- Work to do:
Extract every row below that contains the word "hotspot", treating uppercase and lowercase letters as different.

- Provided data:
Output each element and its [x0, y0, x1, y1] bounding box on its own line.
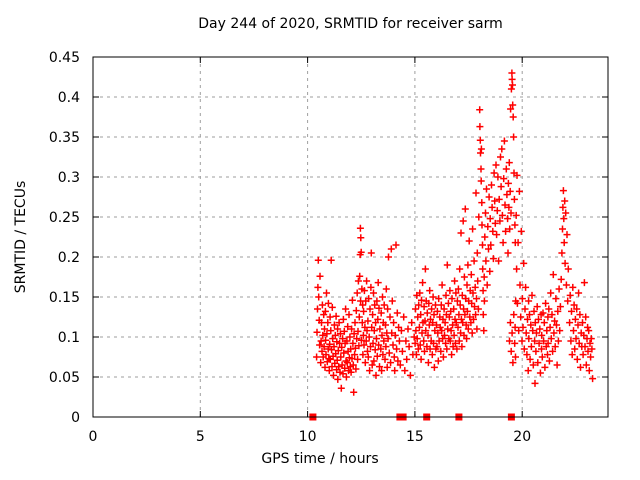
y-tick-label: 0.05: [49, 370, 80, 386]
y-tick-label: 0.2: [58, 250, 80, 266]
chart-title: Day 244 of 2020, SRMTID for receiver sar…: [198, 16, 503, 32]
y-tick-label: 0.35: [49, 130, 80, 146]
x-tick-label: 10: [299, 429, 317, 445]
plot-border-and-ticks: [92, 56, 609, 418]
y-tick-labels: 0 0.05 0.1 0.15 0.2 0.25 0.3 0.35 0.4 0.45: [49, 50, 80, 426]
x-tick-label: 0: [89, 429, 98, 445]
scatter-points: [313, 69, 597, 396]
y-tick-label: 0.45: [49, 50, 80, 66]
x-axis-label: GPS time / hours: [261, 451, 379, 467]
y-tick-label: 0.4: [58, 90, 80, 106]
x-tick-label: 15: [406, 429, 424, 445]
x-tick-labels: 0 5 10 15 20: [89, 429, 532, 445]
x-tick-label: 20: [513, 429, 531, 445]
y-tick-label: 0.15: [49, 290, 80, 306]
y-tick-label: 0: [71, 410, 80, 426]
y-tick-label: 0.25: [49, 210, 80, 226]
y-tick-label: 0.1: [58, 330, 80, 346]
x-tick-label: 5: [196, 429, 205, 445]
y-tick-label: 0.3: [58, 170, 80, 186]
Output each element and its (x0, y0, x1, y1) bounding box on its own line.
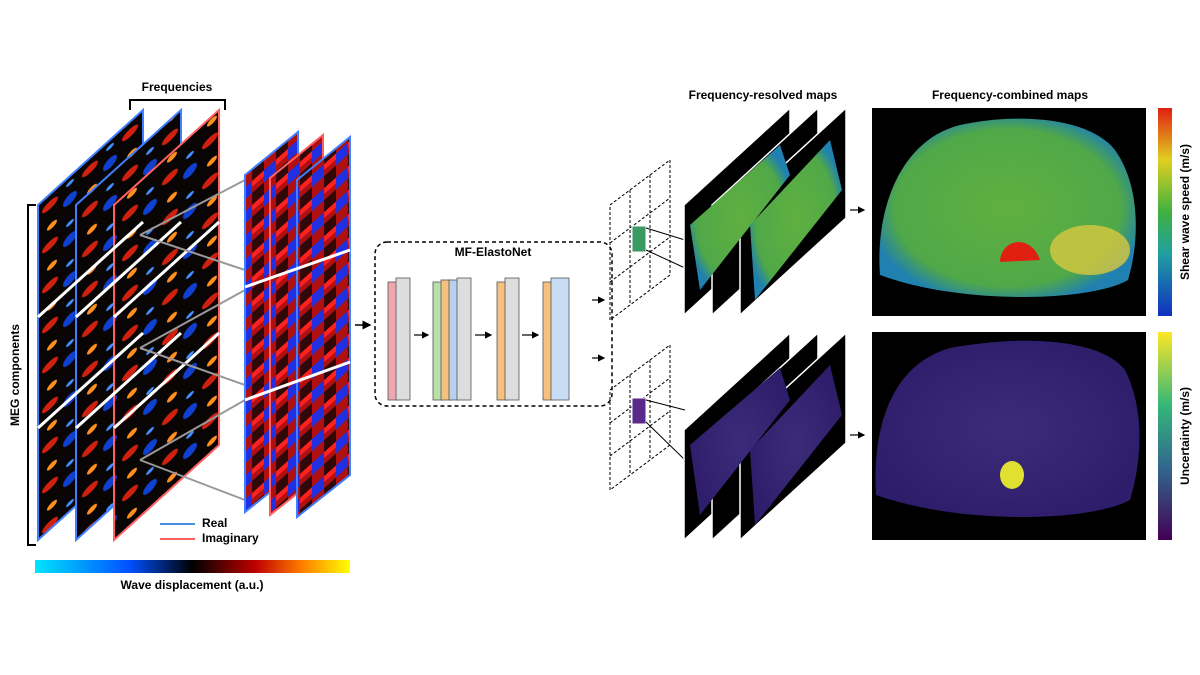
hotspot (1000, 242, 1040, 262)
components-label: MEG components (8, 324, 22, 426)
colorbar (1158, 332, 1172, 540)
colorbar-label: Wave displacement (a.u.) (121, 578, 264, 592)
bracket (129, 99, 226, 110)
speed-colorbar-label: Shear wave speed (m/s) (1178, 144, 1192, 280)
bracket (27, 204, 36, 546)
tissue (690, 368, 790, 515)
wave-stack (36, 107, 246, 543)
uncertainty-colorbar-label: Uncertainty (m/s) (1178, 387, 1192, 485)
frequencies-label: Frequencies (142, 80, 213, 94)
network-title: MF-ElastoNet (455, 245, 532, 259)
colorbar (35, 560, 350, 573)
wave-slice (113, 107, 220, 543)
zoom-line (139, 179, 246, 501)
voxel (631, 397, 647, 425)
layer (550, 277, 570, 401)
hotspot (1000, 461, 1024, 489)
row-divider (36, 220, 221, 430)
tissue (750, 140, 842, 300)
voxel (631, 225, 647, 253)
tissue (750, 365, 842, 525)
layer (456, 277, 472, 401)
layer (395, 277, 411, 401)
network-box (374, 241, 613, 407)
layer (504, 277, 520, 401)
hotspot (1050, 225, 1130, 275)
colorbar (1158, 108, 1172, 316)
tissue (690, 145, 790, 290)
row-divider (244, 248, 351, 402)
link (645, 227, 686, 461)
patch (296, 134, 351, 520)
resolved-stack (683, 106, 847, 542)
layers (387, 277, 570, 401)
combined-title: Frequency-combined maps (932, 88, 1088, 102)
resolved-title: Frequency-resolved maps (689, 88, 838, 102)
grid (609, 159, 671, 491)
legend-imaginary: Imaginary (202, 531, 259, 545)
patch-stack (244, 129, 351, 520)
grid-top (609, 159, 671, 321)
legend-real: Real (202, 516, 227, 530)
arrows (414, 206, 866, 439)
uncertainty-map (875, 340, 1140, 518)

- Final answer:
hotspot (1000, 242, 1040, 262)
hotspot (1000, 461, 1024, 489)
hotspot (1050, 225, 1130, 275)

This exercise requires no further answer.